[Source data]
━━━━━━━━━━
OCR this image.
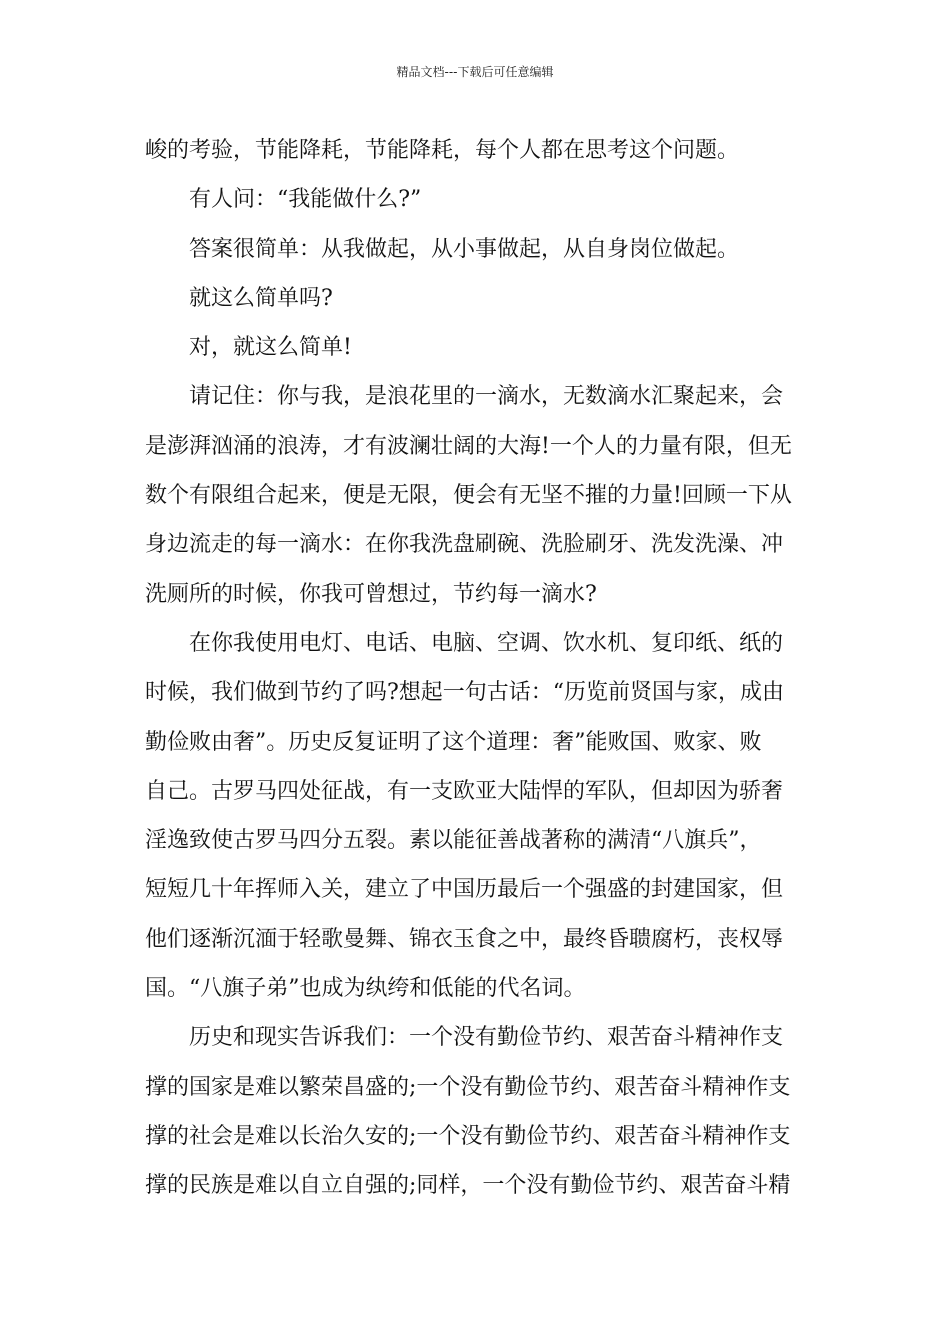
精品文档---下载后可任意编辑
峻的考验，节能降耗，节能降耗，每个人都在思考这个问题。
有人问：“我能做什么?”
答案很简单：从我做起，从小事做起，从自身岗位做起。
就这么简单吗?
对，就这么简单!
请记住：你与我，是浪花里的一滴水，无数滴水汇聚起来，会
是澎湃汹涌的浪涛，才有波澜壮阔的大海!一个人的力量有限，但无
数个有限组合起来，便是无限，便会有无坚不摧的力量!回顾一下从
身边流走的每一滴水：在你我洗盘刷碗、洗脸刷牙、洗发洗澡、冲
洗厕所的时候，你我可曾想过，节约每一滴水?
在你我使用电灯、电话、电脑、空调、饮水机、复印纸、纸的
时候，我们做到节约了吗?想起一句古话：“历览前贤国与家，成由
勤俭败由奢”。历史反复证明了这个道理：奢”能败国、败家、败
自己。古罗马四处征战，有一支欧亚大陆悍的军队，但却因为骄奢
淫逸致使古罗马四分五裂。素以能征善战著称的满清“八旗兵”，
短短几十年挥师入关，建立了中国历最后一个强盛的封建国家，但
他们逐渐沉湎于轻歌曼舞、锦衣玉食之中，最终昏聩腐朽，丧权辱
国。“八旗子弟”也成为纨绔和低能的代名词。
历史和现实告诉我们：一个没有勤俭节约、艰苦奋斗精神作支
撑的国家是难以繁荣昌盛的;一个没有勤俭节约、艰苦奋斗精神作支
撑的社会是难以长治久安的;一个没有勤俭节约、艰苦奋斗精神作支
撑的民族是难以自立自强的;同样，一个没有勤俭节约、艰苦奋斗精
━━━━━━━━━━
TASK BRIEF:
Within the records above, how many lines include the word "艰苦奋斗精神作支"? State the number by itself.

COMPLETE RESPONSE:
3